YOUR INSTRUCTIONS:
Find how many lines hold the word "получаем" and give that number only.

INPUT RECORDS:
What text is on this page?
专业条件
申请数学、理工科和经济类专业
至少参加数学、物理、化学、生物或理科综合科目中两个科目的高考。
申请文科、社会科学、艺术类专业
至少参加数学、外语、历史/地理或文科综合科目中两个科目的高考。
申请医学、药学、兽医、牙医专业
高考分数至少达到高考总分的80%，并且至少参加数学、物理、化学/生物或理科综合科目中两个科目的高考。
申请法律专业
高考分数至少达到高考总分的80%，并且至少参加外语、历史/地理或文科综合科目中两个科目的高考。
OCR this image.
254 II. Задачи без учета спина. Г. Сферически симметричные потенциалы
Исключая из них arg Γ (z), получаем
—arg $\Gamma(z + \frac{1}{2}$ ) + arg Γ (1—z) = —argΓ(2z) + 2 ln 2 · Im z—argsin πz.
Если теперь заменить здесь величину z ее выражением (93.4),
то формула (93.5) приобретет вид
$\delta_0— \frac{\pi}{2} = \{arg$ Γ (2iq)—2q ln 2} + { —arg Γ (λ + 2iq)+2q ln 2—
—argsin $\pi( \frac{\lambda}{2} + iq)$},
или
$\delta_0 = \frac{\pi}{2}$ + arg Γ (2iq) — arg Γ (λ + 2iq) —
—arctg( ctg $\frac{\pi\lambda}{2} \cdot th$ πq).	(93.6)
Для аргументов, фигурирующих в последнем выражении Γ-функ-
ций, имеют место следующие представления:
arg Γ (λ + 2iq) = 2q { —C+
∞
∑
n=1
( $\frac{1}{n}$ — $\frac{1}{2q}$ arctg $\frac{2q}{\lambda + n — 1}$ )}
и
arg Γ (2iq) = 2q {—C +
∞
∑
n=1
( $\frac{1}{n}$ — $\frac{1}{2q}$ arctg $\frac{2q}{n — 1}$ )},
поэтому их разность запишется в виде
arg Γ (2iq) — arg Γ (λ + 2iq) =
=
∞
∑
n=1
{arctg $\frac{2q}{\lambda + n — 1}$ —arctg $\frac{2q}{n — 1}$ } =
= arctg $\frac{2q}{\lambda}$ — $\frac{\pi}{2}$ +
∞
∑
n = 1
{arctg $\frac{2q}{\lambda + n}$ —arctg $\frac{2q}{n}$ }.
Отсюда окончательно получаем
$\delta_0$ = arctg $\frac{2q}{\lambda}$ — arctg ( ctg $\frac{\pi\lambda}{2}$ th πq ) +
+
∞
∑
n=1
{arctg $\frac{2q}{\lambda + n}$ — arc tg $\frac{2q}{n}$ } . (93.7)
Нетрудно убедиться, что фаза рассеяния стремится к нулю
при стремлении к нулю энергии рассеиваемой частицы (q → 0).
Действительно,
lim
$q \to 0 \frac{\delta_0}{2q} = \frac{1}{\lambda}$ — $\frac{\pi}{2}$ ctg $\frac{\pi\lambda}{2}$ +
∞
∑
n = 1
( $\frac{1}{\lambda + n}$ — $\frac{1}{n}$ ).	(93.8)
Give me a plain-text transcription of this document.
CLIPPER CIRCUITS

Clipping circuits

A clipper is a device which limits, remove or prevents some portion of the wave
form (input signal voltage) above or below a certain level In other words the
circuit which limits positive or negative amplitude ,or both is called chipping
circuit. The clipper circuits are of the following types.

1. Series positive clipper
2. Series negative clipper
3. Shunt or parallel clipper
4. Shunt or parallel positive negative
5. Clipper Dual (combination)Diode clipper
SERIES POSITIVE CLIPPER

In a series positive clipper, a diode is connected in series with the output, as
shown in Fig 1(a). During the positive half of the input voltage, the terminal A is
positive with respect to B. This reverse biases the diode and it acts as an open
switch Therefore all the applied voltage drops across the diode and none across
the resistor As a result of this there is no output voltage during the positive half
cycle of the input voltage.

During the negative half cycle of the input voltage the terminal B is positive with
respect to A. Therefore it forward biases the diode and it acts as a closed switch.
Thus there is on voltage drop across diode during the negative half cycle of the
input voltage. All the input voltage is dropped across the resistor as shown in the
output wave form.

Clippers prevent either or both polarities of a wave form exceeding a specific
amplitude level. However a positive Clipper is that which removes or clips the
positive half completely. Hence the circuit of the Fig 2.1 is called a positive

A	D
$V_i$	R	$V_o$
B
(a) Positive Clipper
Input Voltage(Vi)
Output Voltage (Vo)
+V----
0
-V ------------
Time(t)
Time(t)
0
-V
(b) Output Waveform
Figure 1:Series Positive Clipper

WORKED SOLUTION:
2